◆ **Work to be completed**: Print the listing in its entirety and exactly, leaving out images.

◆ **Records shown**:
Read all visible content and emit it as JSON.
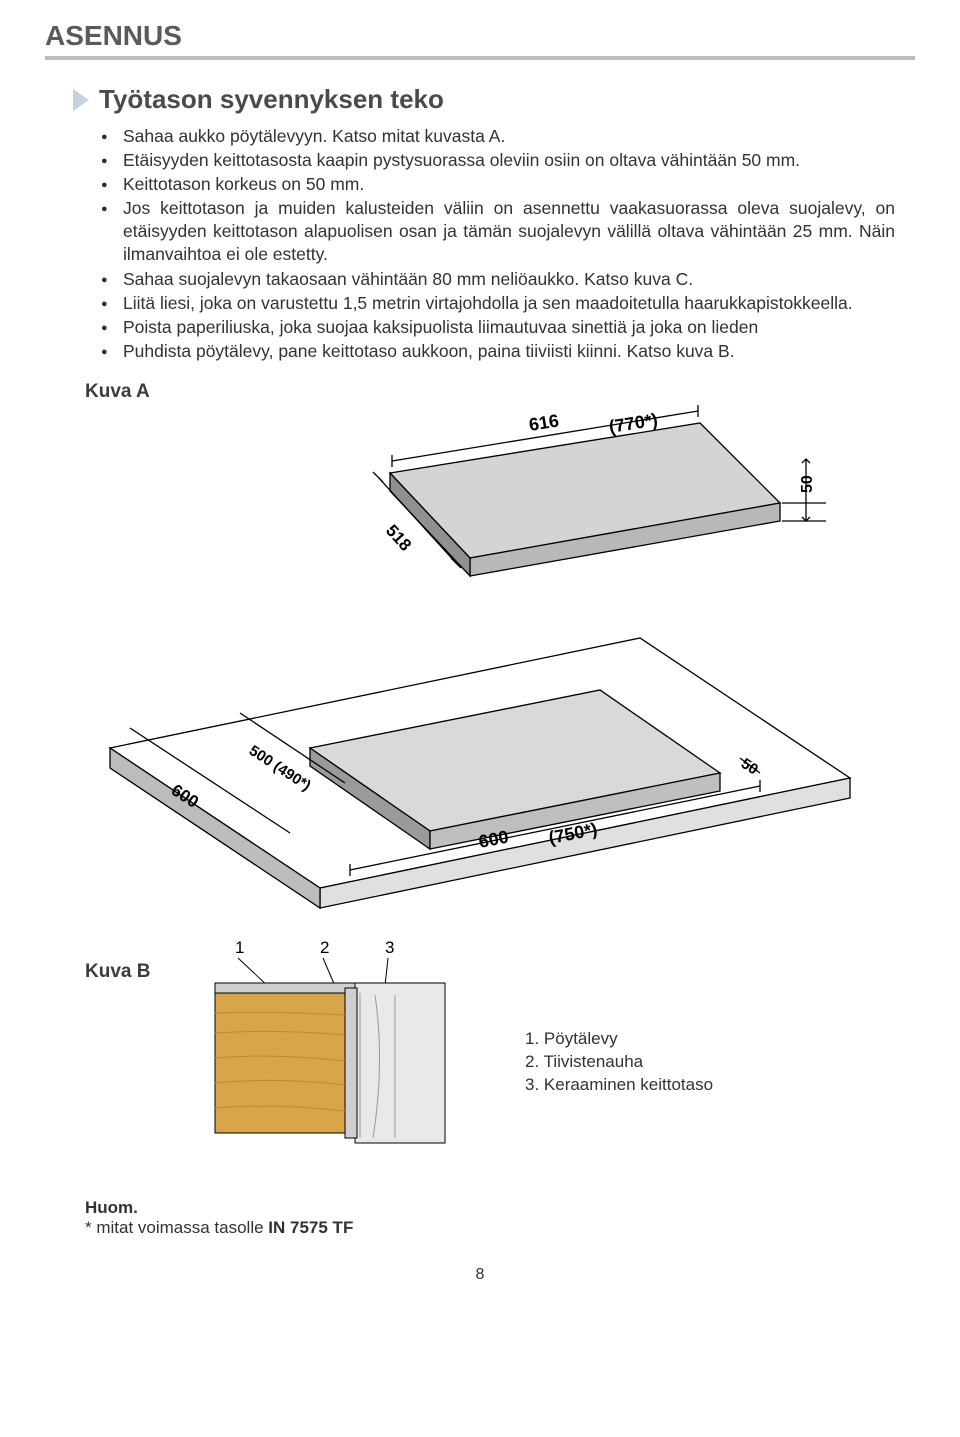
{
  "section_title": "ASENNUS",
  "sub_title": "Työtason syvennyksen teko",
  "bullets": [
    "Sahaa aukko pöytälevyyn. Katso mitat kuvasta A.",
    "Etäisyyden keittotasosta kaapin pystysuorassa oleviin osiin on oltava vähintään 50 mm.",
    "Keittotason korkeus on 50 mm.",
    "Jos keittotason ja muiden kalusteiden väliin on asennettu vaakasuorassa oleva suojalevy, on etäisyyden keittotason alapuolisen osan ja tämän suojalevyn välillä oltava vähintään 25 mm. Näin ilmanvaihtoa ei ole estetty.",
    "Sahaa suojalevyn takaosaan vähintään 80 mm neliöaukko. Katso kuva C.",
    "Liitä liesi, joka on varustettu 1,5 metrin virtajohdolla ja sen maadoitetulla haarukkapistokkeella.",
    "Poista paperiliuska, joka suojaa kaksipuolista liimautuvaa sinettiä ja joka on lieden",
    "Puhdista pöytälevy, pane keittotaso aukkoon, paina tiiviisti kiinni. Katso kuva B."
  ],
  "figure_a_label": "Kuva A",
  "figure_b_label": "Kuva B",
  "diagram_a": {
    "hob_width": "616",
    "hob_width_alt": "(770*)",
    "hob_depth": "518",
    "hob_height": "50",
    "cutout_depth": "600",
    "cutout_alt": "500 (490*)",
    "cutout_width": "600",
    "cutout_width_alt": "(750*)",
    "thickness": "50",
    "stroke": "#000000",
    "fill_hob": "#e8e8e8",
    "fill_worktop": "#ffffff",
    "fill_cutout": "#d9d9d9",
    "font_size_dim": 16
  },
  "diagram_b": {
    "labels": [
      "1",
      "2",
      "3"
    ],
    "wood_fill": "#d8a54a",
    "wood_grain": "#c08830",
    "profile_fill": "#cfcfcf",
    "profile_stroke": "#000000"
  },
  "legend": [
    "1. Pöytälevy",
    "2. Tiivistenauha",
    "3. Keraaminen keittotaso"
  ],
  "note_title": "Huom.",
  "note_body_prefix": "* mitat voimassa tasolle ",
  "note_body_bold": "IN 7575 TF",
  "page_number": "8"
}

◆ **Task answer**:
Read all visible content and emit it as JSON.
{
  "section_title": "ASENNUS",
  "sub_title": "Työtason syvennyksen teko",
  "bullets": [
    "Sahaa aukko pöytälevyyn. Katso mitat kuvasta A.",
    "Etäisyyden keittotasosta kaapin pystysuorassa oleviin osiin on oltava vähintään 50 mm.",
    "Keittotason korkeus on 50 mm.",
    "Jos keittotason ja muiden kalusteiden väliin on asennettu vaakasuorassa oleva suojalevy, on etäisyyden keittotason alapuolisen osan ja tämän suojalevyn välillä oltava vähintään 25 mm. Näin ilmanvaihtoa ei ole estetty.",
    "Sahaa suojalevyn takaosaan vähintään 80 mm neliöaukko. Katso kuva C.",
    "Liitä liesi, joka on varustettu 1,5 metrin virtajohdolla ja sen maadoitetulla haarukkapistokkeella.",
    "Poista paperiliuska, joka suojaa kaksipuolista liimautuvaa sinettiä ja joka on lieden",
    "Puhdista pöytälevy, pane keittotaso aukkoon, paina tiiviisti kiinni. Katso kuva B."
  ],
  "figure_a_label": "Kuva A",
  "figure_b_label": "Kuva B",
  "diagram_a": {
    "hob_width": "616",
    "hob_width_alt": "(770*)",
    "hob_depth": "518",
    "hob_height": "50",
    "cutout_depth": "600",
    "cutout_alt": "500 (490*)",
    "cutout_width": "600",
    "cutout_width_alt": "(750*)",
    "thickness": "50",
    "stroke": "#000000",
    "fill_hob": "#e8e8e8",
    "fill_worktop": "#ffffff",
    "fill_cutout": "#d9d9d9",
    "font_size_dim": 16
  },
  "diagram_b": {
    "labels": [
      "1",
      "2",
      "3"
    ],
    "wood_fill": "#d8a54a",
    "wood_grain": "#c08830",
    "profile_fill": "#cfcfcf",
    "profile_stroke": "#000000"
  },
  "legend": [
    "1. Pöytälevy",
    "2. Tiivistenauha",
    "3. Keraaminen keittotaso"
  ],
  "note_title": "Huom.",
  "note_body_prefix": "* mitat voimassa tasolle ",
  "note_body_bold": "IN 7575 TF",
  "page_number": "8"
}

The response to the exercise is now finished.